>> start RECORDS SUPPLIED

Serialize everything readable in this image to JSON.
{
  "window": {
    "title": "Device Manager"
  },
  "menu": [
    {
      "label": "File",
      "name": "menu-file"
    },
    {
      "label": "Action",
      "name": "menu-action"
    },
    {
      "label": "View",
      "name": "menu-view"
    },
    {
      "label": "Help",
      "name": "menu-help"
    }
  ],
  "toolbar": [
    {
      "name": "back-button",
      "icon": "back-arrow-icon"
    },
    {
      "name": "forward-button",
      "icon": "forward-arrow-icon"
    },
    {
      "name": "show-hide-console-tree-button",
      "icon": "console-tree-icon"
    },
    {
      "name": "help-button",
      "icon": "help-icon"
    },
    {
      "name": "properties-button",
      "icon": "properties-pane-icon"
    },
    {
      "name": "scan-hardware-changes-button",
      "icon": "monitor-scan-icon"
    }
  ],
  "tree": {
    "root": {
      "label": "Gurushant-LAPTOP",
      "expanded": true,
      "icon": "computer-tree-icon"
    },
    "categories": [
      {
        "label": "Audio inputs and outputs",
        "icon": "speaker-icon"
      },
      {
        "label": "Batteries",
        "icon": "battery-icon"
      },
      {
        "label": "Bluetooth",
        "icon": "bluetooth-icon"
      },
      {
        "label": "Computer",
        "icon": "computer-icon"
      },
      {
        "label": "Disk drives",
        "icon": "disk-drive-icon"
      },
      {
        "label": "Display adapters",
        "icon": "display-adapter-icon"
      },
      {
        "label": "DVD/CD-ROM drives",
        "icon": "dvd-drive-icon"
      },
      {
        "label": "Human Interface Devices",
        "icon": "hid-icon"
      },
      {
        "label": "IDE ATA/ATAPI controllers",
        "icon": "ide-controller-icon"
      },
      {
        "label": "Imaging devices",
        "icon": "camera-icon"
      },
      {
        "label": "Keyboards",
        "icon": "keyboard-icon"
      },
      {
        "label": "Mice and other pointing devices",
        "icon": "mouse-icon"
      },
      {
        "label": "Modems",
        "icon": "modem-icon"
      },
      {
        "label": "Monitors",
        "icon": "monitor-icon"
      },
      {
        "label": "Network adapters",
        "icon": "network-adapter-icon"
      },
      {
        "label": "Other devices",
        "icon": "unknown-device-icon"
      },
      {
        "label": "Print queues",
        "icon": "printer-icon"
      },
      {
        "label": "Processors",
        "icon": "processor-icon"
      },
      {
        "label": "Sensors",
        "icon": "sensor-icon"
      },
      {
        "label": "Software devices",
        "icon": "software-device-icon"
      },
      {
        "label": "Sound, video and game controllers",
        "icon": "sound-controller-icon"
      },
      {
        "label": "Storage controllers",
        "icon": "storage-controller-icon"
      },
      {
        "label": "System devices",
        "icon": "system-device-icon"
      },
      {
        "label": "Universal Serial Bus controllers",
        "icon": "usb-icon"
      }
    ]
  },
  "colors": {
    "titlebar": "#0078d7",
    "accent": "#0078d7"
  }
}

>> end RECORDS SUPPLIED

**WRITTEN INSTRUCTION**
Write out all the entries exactly.

**SOLUTION FOR THIS PROBLEM**
Serialize everything readable in this image to JSON.
{
  "window": {
    "title": "Device Manager"
  },
  "menu": [
    {
      "label": "File",
      "name": "menu-file"
    },
    {
      "label": "Action",
      "name": "menu-action"
    },
    {
      "label": "View",
      "name": "menu-view"
    },
    {
      "label": "Help",
      "name": "menu-help"
    }
  ],
  "toolbar": [
    {
      "name": "back-button",
      "icon": "back-arrow-icon"
    },
    {
      "name": "forward-button",
      "icon": "forward-arrow-icon"
    },
    {
      "name": "show-hide-console-tree-button",
      "icon": "console-tree-icon"
    },
    {
      "name": "help-button",
      "icon": "help-icon"
    },
    {
      "name": "properties-button",
      "icon": "properties-pane-icon"
    },
    {
      "name": "scan-hardware-changes-button",
      "icon": "monitor-scan-icon"
    }
  ],
  "tree": {
    "root": {
      "label": "Gurushant-LAPTOP",
      "expanded": true,
      "icon": "computer-tree-icon"
    },
    "categories": [
      {
        "label": "Audio inputs and outputs",
        "icon": "speaker-icon"
      },
      {
        "label": "Batteries",
        "icon": "battery-icon"
      },
      {
        "label": "Bluetooth",
        "icon": "bluetooth-icon"
      },
      {
        "label": "Computer",
        "icon": "computer-icon"
      },
      {
        "label": "Disk drives",
        "icon": "disk-drive-icon"
      },
      {
        "label": "Display adapters",
        "icon": "display-adapter-icon"
      },
      {
        "label": "DVD/CD-ROM drives",
        "icon": "dvd-drive-icon"
      },
      {
        "label": "Human Interface Devices",
        "icon": "hid-icon"
      },
      {
        "label": "IDE ATA/ATAPI controllers",
        "icon": "ide-controller-icon"
      },
      {
        "label": "Imaging devices",
        "icon": "camera-icon"
      },
      {
        "label": "Keyboards",
        "icon": "keyboard-icon"
      },
      {
        "label": "Mice and other pointing devices",
        "icon": "mouse-icon"
      },
      {
        "label": "Modems",
        "icon": "modem-icon"
      },
      {
        "label": "Monitors",
        "icon": "monitor-icon"
      },
      {
        "label": "Network adapters",
        "icon": "network-adapter-icon"
      },
      {
        "label": "Other devices",
        "icon": "unknown-device-icon"
      },
      {
        "label": "Print queues",
        "icon": "printer-icon"
      },
      {
        "label": "Processors",
        "icon": "processor-icon"
      },
      {
        "label": "Sensors",
        "icon": "sensor-icon"
      },
      {
        "label": "Software devices",
        "icon": "software-device-icon"
      },
      {
        "label": "Sound, video and game controllers",
        "icon": "sound-controller-icon"
      },
      {
        "label": "Storage controllers",
        "icon": "storage-controller-icon"
      },
      {
        "label": "System devices",
        "icon": "system-device-icon"
      },
      {
        "label": "Universal Serial Bus controllers",
        "icon": "usb-icon"
      }
    ]
  },
  "colors": {
    "titlebar": "#0078d7",
    "accent": "#0078d7"
  }
}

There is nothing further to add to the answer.